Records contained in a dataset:
# # # # # # #

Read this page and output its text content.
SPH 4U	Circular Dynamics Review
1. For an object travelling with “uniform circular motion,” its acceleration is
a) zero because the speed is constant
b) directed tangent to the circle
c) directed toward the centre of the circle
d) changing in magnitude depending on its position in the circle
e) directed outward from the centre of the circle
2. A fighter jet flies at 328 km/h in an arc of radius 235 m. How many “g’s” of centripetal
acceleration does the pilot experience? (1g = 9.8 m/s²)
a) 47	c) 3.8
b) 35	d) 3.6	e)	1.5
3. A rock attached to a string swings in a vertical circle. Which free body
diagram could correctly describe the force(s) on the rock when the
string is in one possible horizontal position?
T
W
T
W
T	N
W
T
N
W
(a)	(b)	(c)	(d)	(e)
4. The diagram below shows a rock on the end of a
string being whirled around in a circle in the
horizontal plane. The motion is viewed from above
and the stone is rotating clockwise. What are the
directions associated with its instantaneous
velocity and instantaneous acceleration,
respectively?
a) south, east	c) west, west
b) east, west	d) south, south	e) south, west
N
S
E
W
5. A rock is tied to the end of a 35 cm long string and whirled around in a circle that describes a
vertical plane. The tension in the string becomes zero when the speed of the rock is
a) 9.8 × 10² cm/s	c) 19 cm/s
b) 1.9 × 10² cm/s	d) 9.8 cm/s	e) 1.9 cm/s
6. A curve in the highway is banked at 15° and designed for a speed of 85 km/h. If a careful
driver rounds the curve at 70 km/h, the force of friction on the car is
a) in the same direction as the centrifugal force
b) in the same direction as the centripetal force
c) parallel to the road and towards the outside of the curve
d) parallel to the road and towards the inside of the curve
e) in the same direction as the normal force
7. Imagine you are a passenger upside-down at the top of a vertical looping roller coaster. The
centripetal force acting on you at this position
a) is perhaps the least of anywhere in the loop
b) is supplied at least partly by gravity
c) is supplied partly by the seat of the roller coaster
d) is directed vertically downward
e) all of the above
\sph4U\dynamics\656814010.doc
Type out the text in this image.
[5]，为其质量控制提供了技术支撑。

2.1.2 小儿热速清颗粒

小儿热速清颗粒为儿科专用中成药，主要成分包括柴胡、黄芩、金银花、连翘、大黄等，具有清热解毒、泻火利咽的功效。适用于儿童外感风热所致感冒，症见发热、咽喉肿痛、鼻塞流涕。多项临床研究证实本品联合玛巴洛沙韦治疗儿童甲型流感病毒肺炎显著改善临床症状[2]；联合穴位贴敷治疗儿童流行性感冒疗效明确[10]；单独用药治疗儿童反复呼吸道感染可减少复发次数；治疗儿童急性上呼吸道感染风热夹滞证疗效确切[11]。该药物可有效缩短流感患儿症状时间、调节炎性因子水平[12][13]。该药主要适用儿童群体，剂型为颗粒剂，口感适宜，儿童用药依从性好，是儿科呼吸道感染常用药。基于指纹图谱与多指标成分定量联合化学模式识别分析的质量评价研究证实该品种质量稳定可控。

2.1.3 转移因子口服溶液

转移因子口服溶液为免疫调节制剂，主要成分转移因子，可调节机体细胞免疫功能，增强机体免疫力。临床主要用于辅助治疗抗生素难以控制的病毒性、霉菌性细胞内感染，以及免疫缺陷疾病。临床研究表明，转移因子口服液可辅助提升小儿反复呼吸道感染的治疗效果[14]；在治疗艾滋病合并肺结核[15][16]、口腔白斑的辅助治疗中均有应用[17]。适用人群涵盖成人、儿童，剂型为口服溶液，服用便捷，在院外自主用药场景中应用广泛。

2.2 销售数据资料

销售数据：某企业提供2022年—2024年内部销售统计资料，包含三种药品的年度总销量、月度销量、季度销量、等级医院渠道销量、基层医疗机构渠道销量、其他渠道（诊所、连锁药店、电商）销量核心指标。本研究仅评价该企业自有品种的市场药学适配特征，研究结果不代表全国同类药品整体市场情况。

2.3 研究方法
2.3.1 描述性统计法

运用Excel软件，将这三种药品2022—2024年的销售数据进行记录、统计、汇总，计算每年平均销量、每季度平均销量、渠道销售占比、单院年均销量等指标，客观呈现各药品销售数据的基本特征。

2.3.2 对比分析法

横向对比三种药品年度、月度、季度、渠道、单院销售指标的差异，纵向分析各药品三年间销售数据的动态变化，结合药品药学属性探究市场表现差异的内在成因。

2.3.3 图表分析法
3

# # # # # # #

◆ **WHAT YOU HAVE TO DO**
Repeat every line of the data, exactly and in full.

◆ **SOLUTION TO THIS EXERCISE**
Read this page and output its text content.
SPH 4U	Circular Dynamics Review
1. For an object travelling with “uniform circular motion,” its acceleration is
a) zero because the speed is constant
b) directed tangent to the circle
c) directed toward the centre of the circle
d) changing in magnitude depending on its position in the circle
e) directed outward from the centre of the circle
2. A fighter jet flies at 328 km/h in an arc of radius 235 m. How many “g’s” of centripetal
acceleration does the pilot experience? (1g = 9.8 m/s²)
a) 47	c) 3.8
b) 35	d) 3.6	e)	1.5
3. A rock attached to a string swings in a vertical circle. Which free body
diagram could correctly describe the force(s) on the rock when the
string is in one possible horizontal position?
T
W
T
W
T	N
W
T
N
W
(a)	(b)	(c)	(d)	(e)
4. The diagram below shows a rock on the end of a
string being whirled around in a circle in the
horizontal plane. The motion is viewed from above
and the stone is rotating clockwise. What are the
directions associated with its instantaneous
velocity and instantaneous acceleration,
respectively?
a) south, east	c) west, west
b) east, west	d) south, south	e) south, west
N
S
E
W
5. A rock is tied to the end of a 35 cm long string and whirled around in a circle that describes a
vertical plane. The tension in the string becomes zero when the speed of the rock is
a) 9.8 × 10² cm/s	c) 19 cm/s
b) 1.9 × 10² cm/s	d) 9.8 cm/s	e) 1.9 cm/s
6. A curve in the highway is banked at 15° and designed for a speed of 85 km/h. If a careful
driver rounds the curve at 70 km/h, the force of friction on the car is
a) in the same direction as the centrifugal force
b) in the same direction as the centripetal force
c) parallel to the road and towards the outside of the curve
d) parallel to the road and towards the inside of the curve
e) in the same direction as the normal force
7. Imagine you are a passenger upside-down at the top of a vertical looping roller coaster. The
centripetal force acting on you at this position
a) is perhaps the least of anywhere in the loop
b) is supplied at least partly by gravity
c) is supplied partly by the seat of the roller coaster
d) is directed vertically downward
e) all of the above
\sph4U\dynamics\656814010.doc
Type out the text in this image.
[5]，为其质量控制提供了技术支撑。

2.1.2 小儿热速清颗粒

小儿热速清颗粒为儿科专用中成药，主要成分包括柴胡、黄芩、金银花、连翘、大黄等，具有清热解毒、泻火利咽的功效。适用于儿童外感风热所致感冒，症见发热、咽喉肿痛、鼻塞流涕。多项临床研究证实本品联合玛巴洛沙韦治疗儿童甲型流感病毒肺炎显著改善临床症状[2]；联合穴位贴敷治疗儿童流行性感冒疗效明确[10]；单独用药治疗儿童反复呼吸道感染可减少复发次数；治疗儿童急性上呼吸道感染风热夹滞证疗效确切[11]。该药物可有效缩短流感患儿症状时间、调节炎性因子水平[12][13]。该药主要适用儿童群体，剂型为颗粒剂，口感适宜，儿童用药依从性好，是儿科呼吸道感染常用药。基于指纹图谱与多指标成分定量联合化学模式识别分析的质量评价研究证实该品种质量稳定可控。

2.1.3 转移因子口服溶液

转移因子口服溶液为免疫调节制剂，主要成分转移因子，可调节机体细胞免疫功能，增强机体免疫力。临床主要用于辅助治疗抗生素难以控制的病毒性、霉菌性细胞内感染，以及免疫缺陷疾病。临床研究表明，转移因子口服液可辅助提升小儿反复呼吸道感染的治疗效果[14]；在治疗艾滋病合并肺结核[15][16]、口腔白斑的辅助治疗中均有应用[17]。适用人群涵盖成人、儿童，剂型为口服溶液，服用便捷，在院外自主用药场景中应用广泛。

2.2 销售数据资料

销售数据：某企业提供2022年—2024年内部销售统计资料，包含三种药品的年度总销量、月度销量、季度销量、等级医院渠道销量、基层医疗机构渠道销量、其他渠道（诊所、连锁药店、电商）销量核心指标。本研究仅评价该企业自有品种的市场药学适配特征，研究结果不代表全国同类药品整体市场情况。

2.3 研究方法
2.3.1 描述性统计法

运用Excel软件，将这三种药品2022—2024年的销售数据进行记录、统计、汇总，计算每年平均销量、每季度平均销量、渠道销售占比、单院年均销量等指标，客观呈现各药品销售数据的基本特征。

2.3.2 对比分析法

横向对比三种药品年度、月度、季度、渠道、单院销售指标的差异，纵向分析各药品三年间销售数据的动态变化，结合药品药学属性探究市场表现差异的内在成因。

2.3.3 图表分析法
3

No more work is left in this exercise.